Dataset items
• • • • • • •

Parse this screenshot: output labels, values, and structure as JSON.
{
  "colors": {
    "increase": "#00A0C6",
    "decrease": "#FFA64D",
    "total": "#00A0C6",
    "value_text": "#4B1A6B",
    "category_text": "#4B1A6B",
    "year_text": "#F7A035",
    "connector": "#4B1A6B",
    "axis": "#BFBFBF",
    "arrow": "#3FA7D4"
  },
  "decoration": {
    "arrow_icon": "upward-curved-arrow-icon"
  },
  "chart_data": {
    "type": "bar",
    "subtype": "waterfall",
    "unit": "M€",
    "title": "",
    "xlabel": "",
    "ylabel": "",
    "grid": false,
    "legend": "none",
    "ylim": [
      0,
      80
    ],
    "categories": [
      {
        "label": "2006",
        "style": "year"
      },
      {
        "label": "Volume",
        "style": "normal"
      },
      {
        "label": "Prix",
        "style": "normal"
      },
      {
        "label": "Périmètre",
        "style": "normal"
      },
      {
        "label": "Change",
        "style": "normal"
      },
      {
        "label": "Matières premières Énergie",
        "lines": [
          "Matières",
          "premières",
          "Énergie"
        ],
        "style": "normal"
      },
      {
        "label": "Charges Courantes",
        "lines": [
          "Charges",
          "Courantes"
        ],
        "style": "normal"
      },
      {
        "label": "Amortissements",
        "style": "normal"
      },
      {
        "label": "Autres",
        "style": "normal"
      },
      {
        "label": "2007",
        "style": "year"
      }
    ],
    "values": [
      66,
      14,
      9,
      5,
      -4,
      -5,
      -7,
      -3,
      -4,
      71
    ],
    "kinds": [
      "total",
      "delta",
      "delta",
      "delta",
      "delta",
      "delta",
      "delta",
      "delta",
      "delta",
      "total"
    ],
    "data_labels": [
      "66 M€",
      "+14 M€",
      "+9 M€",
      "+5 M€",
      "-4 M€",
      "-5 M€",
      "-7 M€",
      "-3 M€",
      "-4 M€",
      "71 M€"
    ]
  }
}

• • • • • • •

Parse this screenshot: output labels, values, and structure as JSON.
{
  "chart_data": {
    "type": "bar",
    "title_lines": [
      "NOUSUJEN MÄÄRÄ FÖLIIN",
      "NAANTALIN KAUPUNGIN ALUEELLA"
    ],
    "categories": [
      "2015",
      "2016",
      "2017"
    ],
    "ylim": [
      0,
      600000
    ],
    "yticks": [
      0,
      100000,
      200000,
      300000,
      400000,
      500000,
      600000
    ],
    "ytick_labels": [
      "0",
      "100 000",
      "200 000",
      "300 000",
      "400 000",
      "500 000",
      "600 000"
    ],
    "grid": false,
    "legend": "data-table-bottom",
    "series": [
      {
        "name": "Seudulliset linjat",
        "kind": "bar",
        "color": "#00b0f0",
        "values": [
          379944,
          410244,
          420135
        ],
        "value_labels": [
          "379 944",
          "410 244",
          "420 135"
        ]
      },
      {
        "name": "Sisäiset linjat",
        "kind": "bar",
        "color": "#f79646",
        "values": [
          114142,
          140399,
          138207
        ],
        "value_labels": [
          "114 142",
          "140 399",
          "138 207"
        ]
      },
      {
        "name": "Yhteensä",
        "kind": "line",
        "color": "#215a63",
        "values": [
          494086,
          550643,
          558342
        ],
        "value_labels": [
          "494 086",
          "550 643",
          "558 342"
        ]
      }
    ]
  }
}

• • • • • • •

◆ **Task description**: Gather each line of the listing containing the word "legend" and show it.

◆ **Finished task**:
    "legend": "none",
    "legend": "data-table-bottom",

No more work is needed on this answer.